(Data extracted from a collection)

════

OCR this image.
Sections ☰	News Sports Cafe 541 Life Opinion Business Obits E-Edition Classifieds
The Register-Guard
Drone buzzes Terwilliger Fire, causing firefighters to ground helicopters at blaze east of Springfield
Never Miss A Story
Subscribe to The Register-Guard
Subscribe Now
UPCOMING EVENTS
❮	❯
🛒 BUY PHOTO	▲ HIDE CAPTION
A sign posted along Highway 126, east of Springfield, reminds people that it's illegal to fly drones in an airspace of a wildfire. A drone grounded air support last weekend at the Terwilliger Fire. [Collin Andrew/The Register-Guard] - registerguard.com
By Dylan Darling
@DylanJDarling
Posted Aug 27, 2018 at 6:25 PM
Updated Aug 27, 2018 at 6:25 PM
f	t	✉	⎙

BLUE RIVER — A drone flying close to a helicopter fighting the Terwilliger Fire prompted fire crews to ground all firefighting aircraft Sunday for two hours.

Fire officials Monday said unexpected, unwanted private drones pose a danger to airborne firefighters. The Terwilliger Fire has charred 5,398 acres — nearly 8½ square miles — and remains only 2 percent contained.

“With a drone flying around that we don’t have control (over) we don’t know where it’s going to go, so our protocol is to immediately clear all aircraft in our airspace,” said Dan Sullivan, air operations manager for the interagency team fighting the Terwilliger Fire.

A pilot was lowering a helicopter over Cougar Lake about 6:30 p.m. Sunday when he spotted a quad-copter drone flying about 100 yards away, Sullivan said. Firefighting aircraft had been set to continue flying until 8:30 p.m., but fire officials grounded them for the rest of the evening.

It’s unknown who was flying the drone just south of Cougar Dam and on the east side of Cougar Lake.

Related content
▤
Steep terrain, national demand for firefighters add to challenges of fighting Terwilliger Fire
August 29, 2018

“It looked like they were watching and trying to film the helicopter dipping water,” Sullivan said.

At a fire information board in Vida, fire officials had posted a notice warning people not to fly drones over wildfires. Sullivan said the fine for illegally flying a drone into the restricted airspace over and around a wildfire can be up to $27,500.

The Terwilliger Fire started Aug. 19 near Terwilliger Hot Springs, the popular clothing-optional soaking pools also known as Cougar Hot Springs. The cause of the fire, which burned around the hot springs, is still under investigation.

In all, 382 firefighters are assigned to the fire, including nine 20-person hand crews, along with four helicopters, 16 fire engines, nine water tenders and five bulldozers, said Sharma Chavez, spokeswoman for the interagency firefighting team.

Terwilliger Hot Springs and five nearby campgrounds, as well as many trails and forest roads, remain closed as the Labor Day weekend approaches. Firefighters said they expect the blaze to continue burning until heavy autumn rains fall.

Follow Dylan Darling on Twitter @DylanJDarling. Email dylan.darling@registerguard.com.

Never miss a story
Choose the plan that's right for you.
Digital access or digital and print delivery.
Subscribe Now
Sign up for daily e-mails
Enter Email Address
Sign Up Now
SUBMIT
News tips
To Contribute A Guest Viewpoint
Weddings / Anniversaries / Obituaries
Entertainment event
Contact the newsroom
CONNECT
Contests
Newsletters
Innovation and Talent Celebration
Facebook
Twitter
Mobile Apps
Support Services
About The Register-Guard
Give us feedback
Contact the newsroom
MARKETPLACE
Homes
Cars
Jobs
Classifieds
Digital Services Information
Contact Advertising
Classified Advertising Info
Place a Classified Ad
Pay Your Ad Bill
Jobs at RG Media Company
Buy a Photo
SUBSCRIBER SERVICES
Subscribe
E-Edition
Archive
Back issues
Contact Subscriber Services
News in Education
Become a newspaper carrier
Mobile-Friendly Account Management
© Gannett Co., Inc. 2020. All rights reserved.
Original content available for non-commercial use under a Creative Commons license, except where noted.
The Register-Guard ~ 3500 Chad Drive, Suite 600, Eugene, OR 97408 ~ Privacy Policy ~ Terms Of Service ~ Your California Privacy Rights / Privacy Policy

════

To do:
Your task is to repeat the data exactly; please include every line.

Solution for this exercise:
OCR this image.
Sections ☰	News Sports Cafe 541 Life Opinion Business Obits E-Edition Classifieds
The Register-Guard
Drone buzzes Terwilliger Fire, causing firefighters to ground helicopters at blaze east of Springfield
Never Miss A Story
Subscribe to The Register-Guard
Subscribe Now
UPCOMING EVENTS
❮	❯
🛒 BUY PHOTO	▲ HIDE CAPTION
A sign posted along Highway 126, east of Springfield, reminds people that it's illegal to fly drones in an airspace of a wildfire. A drone grounded air support last weekend at the Terwilliger Fire. [Collin Andrew/The Register-Guard] - registerguard.com
By Dylan Darling
@DylanJDarling
Posted Aug 27, 2018 at 6:25 PM
Updated Aug 27, 2018 at 6:25 PM
f	t	✉	⎙

BLUE RIVER — A drone flying close to a helicopter fighting the Terwilliger Fire prompted fire crews to ground all firefighting aircraft Sunday for two hours.

Fire officials Monday said unexpected, unwanted private drones pose a danger to airborne firefighters. The Terwilliger Fire has charred 5,398 acres — nearly 8½ square miles — and remains only 2 percent contained.

“With a drone flying around that we don’t have control (over) we don’t know where it’s going to go, so our protocol is to immediately clear all aircraft in our airspace,” said Dan Sullivan, air operations manager for the interagency team fighting the Terwilliger Fire.

A pilot was lowering a helicopter over Cougar Lake about 6:30 p.m. Sunday when he spotted a quad-copter drone flying about 100 yards away, Sullivan said. Firefighting aircraft had been set to continue flying until 8:30 p.m., but fire officials grounded them for the rest of the evening.

It’s unknown who was flying the drone just south of Cougar Dam and on the east side of Cougar Lake.

Related content
▤
Steep terrain, national demand for firefighters add to challenges of fighting Terwilliger Fire
August 29, 2018

“It looked like they were watching and trying to film the helicopter dipping water,” Sullivan said.

At a fire information board in Vida, fire officials had posted a notice warning people not to fly drones over wildfires. Sullivan said the fine for illegally flying a drone into the restricted airspace over and around a wildfire can be up to $27,500.

The Terwilliger Fire started Aug. 19 near Terwilliger Hot Springs, the popular clothing-optional soaking pools also known as Cougar Hot Springs. The cause of the fire, which burned around the hot springs, is still under investigation.

In all, 382 firefighters are assigned to the fire, including nine 20-person hand crews, along with four helicopters, 16 fire engines, nine water tenders and five bulldozers, said Sharma Chavez, spokeswoman for the interagency firefighting team.

Terwilliger Hot Springs and five nearby campgrounds, as well as many trails and forest roads, remain closed as the Labor Day weekend approaches. Firefighters said they expect the blaze to continue burning until heavy autumn rains fall.

Follow Dylan Darling on Twitter @DylanJDarling. Email dylan.darling@registerguard.com.

Never miss a story
Choose the plan that's right for you.
Digital access or digital and print delivery.
Subscribe Now
Sign up for daily e-mails
Enter Email Address
Sign Up Now
SUBMIT
News tips
To Contribute A Guest Viewpoint
Weddings / Anniversaries / Obituaries
Entertainment event
Contact the newsroom
CONNECT
Contests
Newsletters
Innovation and Talent Celebration
Facebook
Twitter
Mobile Apps
Support Services
About The Register-Guard
Give us feedback
Contact the newsroom
MARKETPLACE
Homes
Cars
Jobs
Classifieds
Digital Services Information
Contact Advertising
Classified Advertising Info
Place a Classified Ad
Pay Your Ad Bill
Jobs at RG Media Company
Buy a Photo
SUBSCRIBER SERVICES
Subscribe
E-Edition
Archive
Back issues
Contact Subscriber Services
News in Education
Become a newspaper carrier
Mobile-Friendly Account Management
© Gannett Co., Inc. 2020. All rights reserved.
Original content available for non-commercial use under a Creative Commons license, except where noted.
The Register-Guard ~ 3500 Chad Drive, Suite 600, Eugene, OR 97408 ~ Privacy Policy ~ Terms Of Service ~ Your California Privacy Rights / Privacy Policy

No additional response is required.